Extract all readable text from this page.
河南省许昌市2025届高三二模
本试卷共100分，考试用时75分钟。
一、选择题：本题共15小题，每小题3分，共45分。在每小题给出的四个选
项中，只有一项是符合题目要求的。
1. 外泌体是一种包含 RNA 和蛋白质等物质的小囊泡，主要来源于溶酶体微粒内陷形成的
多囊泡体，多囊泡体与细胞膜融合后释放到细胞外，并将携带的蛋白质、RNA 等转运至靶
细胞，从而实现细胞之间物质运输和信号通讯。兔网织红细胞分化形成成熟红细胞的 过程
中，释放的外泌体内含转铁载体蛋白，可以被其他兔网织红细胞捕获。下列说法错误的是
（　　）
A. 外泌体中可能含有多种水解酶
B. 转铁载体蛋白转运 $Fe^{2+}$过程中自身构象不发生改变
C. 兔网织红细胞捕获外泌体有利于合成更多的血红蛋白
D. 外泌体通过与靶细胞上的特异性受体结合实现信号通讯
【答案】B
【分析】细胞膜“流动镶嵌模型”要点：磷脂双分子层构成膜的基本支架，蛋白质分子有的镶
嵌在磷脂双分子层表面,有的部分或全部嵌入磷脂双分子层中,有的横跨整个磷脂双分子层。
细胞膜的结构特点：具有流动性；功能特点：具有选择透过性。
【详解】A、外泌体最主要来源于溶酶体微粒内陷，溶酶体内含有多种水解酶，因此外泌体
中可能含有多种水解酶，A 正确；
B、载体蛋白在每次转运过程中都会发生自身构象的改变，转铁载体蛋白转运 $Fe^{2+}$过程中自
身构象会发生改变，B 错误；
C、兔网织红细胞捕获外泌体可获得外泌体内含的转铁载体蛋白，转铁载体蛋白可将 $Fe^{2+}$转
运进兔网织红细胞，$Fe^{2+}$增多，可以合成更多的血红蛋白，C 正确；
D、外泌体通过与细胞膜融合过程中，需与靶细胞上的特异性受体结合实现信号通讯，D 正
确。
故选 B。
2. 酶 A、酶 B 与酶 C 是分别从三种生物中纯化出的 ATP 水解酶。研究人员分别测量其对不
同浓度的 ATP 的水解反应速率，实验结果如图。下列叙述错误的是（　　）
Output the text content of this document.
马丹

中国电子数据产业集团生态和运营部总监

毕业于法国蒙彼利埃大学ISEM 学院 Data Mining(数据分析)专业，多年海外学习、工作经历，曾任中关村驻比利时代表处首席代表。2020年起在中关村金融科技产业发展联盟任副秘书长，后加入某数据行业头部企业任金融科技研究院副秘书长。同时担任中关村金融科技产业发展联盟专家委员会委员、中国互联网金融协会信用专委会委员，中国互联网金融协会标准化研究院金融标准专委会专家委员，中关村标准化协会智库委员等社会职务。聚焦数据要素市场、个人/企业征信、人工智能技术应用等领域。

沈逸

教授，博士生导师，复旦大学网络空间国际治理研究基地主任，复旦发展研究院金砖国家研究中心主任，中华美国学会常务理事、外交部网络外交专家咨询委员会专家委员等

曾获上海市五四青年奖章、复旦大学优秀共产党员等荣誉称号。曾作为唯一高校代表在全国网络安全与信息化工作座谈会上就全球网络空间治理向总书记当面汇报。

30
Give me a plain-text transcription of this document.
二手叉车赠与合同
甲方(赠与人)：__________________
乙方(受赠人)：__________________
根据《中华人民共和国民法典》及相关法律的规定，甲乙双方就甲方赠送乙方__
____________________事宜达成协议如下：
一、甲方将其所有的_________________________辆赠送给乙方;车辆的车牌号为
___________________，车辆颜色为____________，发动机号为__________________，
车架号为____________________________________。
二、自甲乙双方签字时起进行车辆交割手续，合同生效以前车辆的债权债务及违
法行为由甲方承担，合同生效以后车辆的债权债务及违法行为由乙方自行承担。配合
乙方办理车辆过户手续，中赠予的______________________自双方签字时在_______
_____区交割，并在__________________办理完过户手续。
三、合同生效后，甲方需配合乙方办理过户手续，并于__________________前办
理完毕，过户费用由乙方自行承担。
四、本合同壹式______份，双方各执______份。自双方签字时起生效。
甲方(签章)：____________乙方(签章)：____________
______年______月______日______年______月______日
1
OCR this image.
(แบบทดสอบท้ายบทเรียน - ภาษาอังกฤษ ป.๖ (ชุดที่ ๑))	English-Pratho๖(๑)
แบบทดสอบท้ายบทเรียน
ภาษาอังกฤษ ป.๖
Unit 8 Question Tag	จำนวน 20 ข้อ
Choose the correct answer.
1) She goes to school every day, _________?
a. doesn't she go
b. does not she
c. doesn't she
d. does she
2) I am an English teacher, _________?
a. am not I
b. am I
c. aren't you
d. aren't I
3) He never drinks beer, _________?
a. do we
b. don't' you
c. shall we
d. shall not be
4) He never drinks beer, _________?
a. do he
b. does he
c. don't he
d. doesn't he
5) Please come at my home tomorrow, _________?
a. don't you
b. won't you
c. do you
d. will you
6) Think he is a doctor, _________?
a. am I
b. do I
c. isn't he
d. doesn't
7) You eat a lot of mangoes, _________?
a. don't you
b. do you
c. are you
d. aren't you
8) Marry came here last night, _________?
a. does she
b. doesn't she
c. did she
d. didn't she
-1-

# Prompt
Print every entry exactly as it appears.

# Response to this exercise
Extract all readable text from this page.
河南省许昌市2025届高三二模
本试卷共100分，考试用时75分钟。
一、选择题：本题共15小题，每小题3分，共45分。在每小题给出的四个选
项中，只有一项是符合题目要求的。
1. 外泌体是一种包含 RNA 和蛋白质等物质的小囊泡，主要来源于溶酶体微粒内陷形成的
多囊泡体，多囊泡体与细胞膜融合后释放到细胞外，并将携带的蛋白质、RNA 等转运至靶
细胞，从而实现细胞之间物质运输和信号通讯。兔网织红细胞分化形成成熟红细胞的 过程
中，释放的外泌体内含转铁载体蛋白，可以被其他兔网织红细胞捕获。下列说法错误的是
（　　）
A. 外泌体中可能含有多种水解酶
B. 转铁载体蛋白转运 $Fe^{2+}$过程中自身构象不发生改变
C. 兔网织红细胞捕获外泌体有利于合成更多的血红蛋白
D. 外泌体通过与靶细胞上的特异性受体结合实现信号通讯
【答案】B
【分析】细胞膜“流动镶嵌模型”要点：磷脂双分子层构成膜的基本支架，蛋白质分子有的镶
嵌在磷脂双分子层表面,有的部分或全部嵌入磷脂双分子层中,有的横跨整个磷脂双分子层。
细胞膜的结构特点：具有流动性；功能特点：具有选择透过性。
【详解】A、外泌体最主要来源于溶酶体微粒内陷，溶酶体内含有多种水解酶，因此外泌体
中可能含有多种水解酶，A 正确；
B、载体蛋白在每次转运过程中都会发生自身构象的改变，转铁载体蛋白转运 $Fe^{2+}$过程中自
身构象会发生改变，B 错误；
C、兔网织红细胞捕获外泌体可获得外泌体内含的转铁载体蛋白，转铁载体蛋白可将 $Fe^{2+}$转
运进兔网织红细胞，$Fe^{2+}$增多，可以合成更多的血红蛋白，C 正确；
D、外泌体通过与细胞膜融合过程中，需与靶细胞上的特异性受体结合实现信号通讯，D 正
确。
故选 B。
2. 酶 A、酶 B 与酶 C 是分别从三种生物中纯化出的 ATP 水解酶。研究人员分别测量其对不
同浓度的 ATP 的水解反应速率，实验结果如图。下列叙述错误的是（　　）
Output the text content of this document.
马丹

中国电子数据产业集团生态和运营部总监

毕业于法国蒙彼利埃大学ISEM 学院 Data Mining(数据分析)专业，多年海外学习、工作经历，曾任中关村驻比利时代表处首席代表。2020年起在中关村金融科技产业发展联盟任副秘书长，后加入某数据行业头部企业任金融科技研究院副秘书长。同时担任中关村金融科技产业发展联盟专家委员会委员、中国互联网金融协会信用专委会委员，中国互联网金融协会标准化研究院金融标准专委会专家委员，中关村标准化协会智库委员等社会职务。聚焦数据要素市场、个人/企业征信、人工智能技术应用等领域。

沈逸

教授，博士生导师，复旦大学网络空间国际治理研究基地主任，复旦发展研究院金砖国家研究中心主任，中华美国学会常务理事、外交部网络外交专家咨询委员会专家委员等

曾获上海市五四青年奖章、复旦大学优秀共产党员等荣誉称号。曾作为唯一高校代表在全国网络安全与信息化工作座谈会上就全球网络空间治理向总书记当面汇报。

30
Give me a plain-text transcription of this document.
二手叉车赠与合同
甲方(赠与人)：__________________
乙方(受赠人)：__________________
根据《中华人民共和国民法典》及相关法律的规定，甲乙双方就甲方赠送乙方__
____________________事宜达成协议如下：
一、甲方将其所有的_________________________辆赠送给乙方;车辆的车牌号为
___________________，车辆颜色为____________，发动机号为__________________，
车架号为____________________________________。
二、自甲乙双方签字时起进行车辆交割手续，合同生效以前车辆的债权债务及违
法行为由甲方承担，合同生效以后车辆的债权债务及违法行为由乙方自行承担。配合
乙方办理车辆过户手续，中赠予的______________________自双方签字时在_______
_____区交割，并在__________________办理完过户手续。
三、合同生效后，甲方需配合乙方办理过户手续，并于__________________前办
理完毕，过户费用由乙方自行承担。
四、本合同壹式______份，双方各执______份。自双方签字时起生效。
甲方(签章)：____________乙方(签章)：____________
______年______月______日______年______月______日
1
OCR this image.
(แบบทดสอบท้ายบทเรียน - ภาษาอังกฤษ ป.๖ (ชุดที่ ๑))	English-Pratho๖(๑)
แบบทดสอบท้ายบทเรียน
ภาษาอังกฤษ ป.๖
Unit 8 Question Tag	จำนวน 20 ข้อ
Choose the correct answer.
1) She goes to school every day, _________?
a. doesn't she go
b. does not she
c. doesn't she
d. does she
2) I am an English teacher, _________?
a. am not I
b. am I
c. aren't you
d. aren't I
3) He never drinks beer, _________?
a. do we
b. don't' you
c. shall we
d. shall not be
4) He never drinks beer, _________?
a. do he
b. does he
c. don't he
d. doesn't he
5) Please come at my home tomorrow, _________?
a. don't you
b. won't you
c. do you
d. will you
6) Think he is a doctor, _________?
a. am I
b. do I
c. isn't he
d. doesn't
7) You eat a lot of mangoes, _________?
a. don't you
b. do you
c. are you
d. aren't you
8) Marry came here last night, _________?
a. does she
b. doesn't she
c. did she
d. didn't she
-1-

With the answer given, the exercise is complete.